Exercise: All of the material below is to be restated word for word, apart from the pictures.

Given entries:
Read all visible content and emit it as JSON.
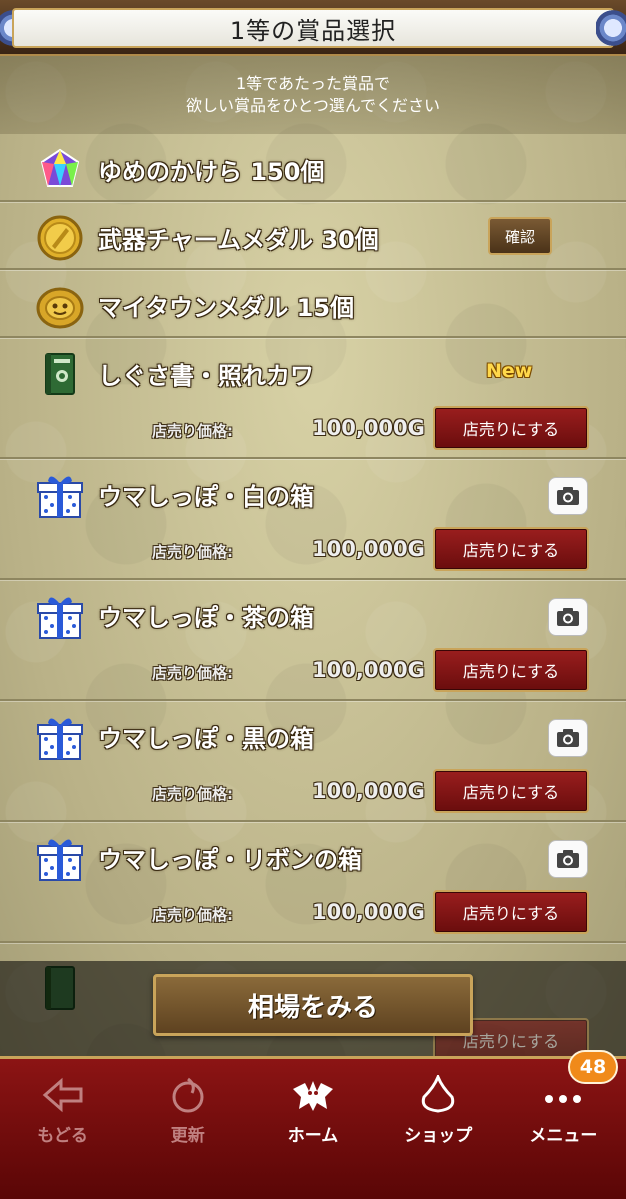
{
  "header": {
    "title": "1等の賞品選択"
  },
  "instruction": {
    "line1": "1等であたった賞品で",
    "line2": "欲しい賞品をひとつ選んでください"
  },
  "items": [
    {
      "name": "ゆめのかけら 150個",
      "icon": "gem-icon"
    },
    {
      "name": "武器チャームメダル 30個",
      "icon": "gold-medal-icon",
      "confirm_label": "確認"
    },
    {
      "name": "マイタウンメダル 15個",
      "icon": "town-medal-icon"
    },
    {
      "name": "しぐさ書・照れカワ",
      "icon": "book-icon",
      "badge": "New",
      "price_label": "店売り価格:",
      "price": "100,000G",
      "sell_label": "店売りにする"
    },
    {
      "name": "ウマしっぽ・白の箱",
      "icon": "gift-box-icon",
      "price_label": "店売り価格:",
      "price": "100,000G",
      "sell_label": "店売りにする"
    },
    {
      "name": "ウマしっぽ・茶の箱",
      "icon": "gift-box-icon",
      "price_label": "店売り価格:",
      "price": "100,000G",
      "sell_label": "店売りにする"
    },
    {
      "name": "ウマしっぽ・黒の箱",
      "icon": "gift-box-icon",
      "price_label": "店売り価格:",
      "price": "100,000G",
      "sell_label": "店売りにする"
    },
    {
      "name": "ウマしっぽ・リボンの箱",
      "icon": "gift-box-icon",
      "price_label": "店売り価格:",
      "price": "100,000G",
      "sell_label": "店売りにする"
    }
  ],
  "peek": {
    "sell_label": "店売りにする"
  },
  "market_button": {
    "label": "相場をみる"
  },
  "nav": {
    "back": "もどる",
    "refresh": "更新",
    "home": "ホーム",
    "shop": "ショップ",
    "menu": "メニュー",
    "menu_badge": "48"
  }
}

Result of the task:
Read all visible content and emit it as JSON.
{
  "header": {
    "title": "1等の賞品選択"
  },
  "instruction": {
    "line1": "1等であたった賞品で",
    "line2": "欲しい賞品をひとつ選んでください"
  },
  "items": [
    {
      "name": "ゆめのかけら 150個",
      "icon": "gem-icon"
    },
    {
      "name": "武器チャームメダル 30個",
      "icon": "gold-medal-icon",
      "confirm_label": "確認"
    },
    {
      "name": "マイタウンメダル 15個",
      "icon": "town-medal-icon"
    },
    {
      "name": "しぐさ書・照れカワ",
      "icon": "book-icon",
      "badge": "New",
      "price_label": "店売り価格:",
      "price": "100,000G",
      "sell_label": "店売りにする"
    },
    {
      "name": "ウマしっぽ・白の箱",
      "icon": "gift-box-icon",
      "price_label": "店売り価格:",
      "price": "100,000G",
      "sell_label": "店売りにする"
    },
    {
      "name": "ウマしっぽ・茶の箱",
      "icon": "gift-box-icon",
      "price_label": "店売り価格:",
      "price": "100,000G",
      "sell_label": "店売りにする"
    },
    {
      "name": "ウマしっぽ・黒の箱",
      "icon": "gift-box-icon",
      "price_label": "店売り価格:",
      "price": "100,000G",
      "sell_label": "店売りにする"
    },
    {
      "name": "ウマしっぽ・リボンの箱",
      "icon": "gift-box-icon",
      "price_label": "店売り価格:",
      "price": "100,000G",
      "sell_label": "店売りにする"
    }
  ],
  "peek": {
    "sell_label": "店売りにする"
  },
  "market_button": {
    "label": "相場をみる"
  },
  "nav": {
    "back": "もどる",
    "refresh": "更新",
    "home": "ホーム",
    "shop": "ショップ",
    "menu": "メニュー",
    "menu_badge": "48"
  }
}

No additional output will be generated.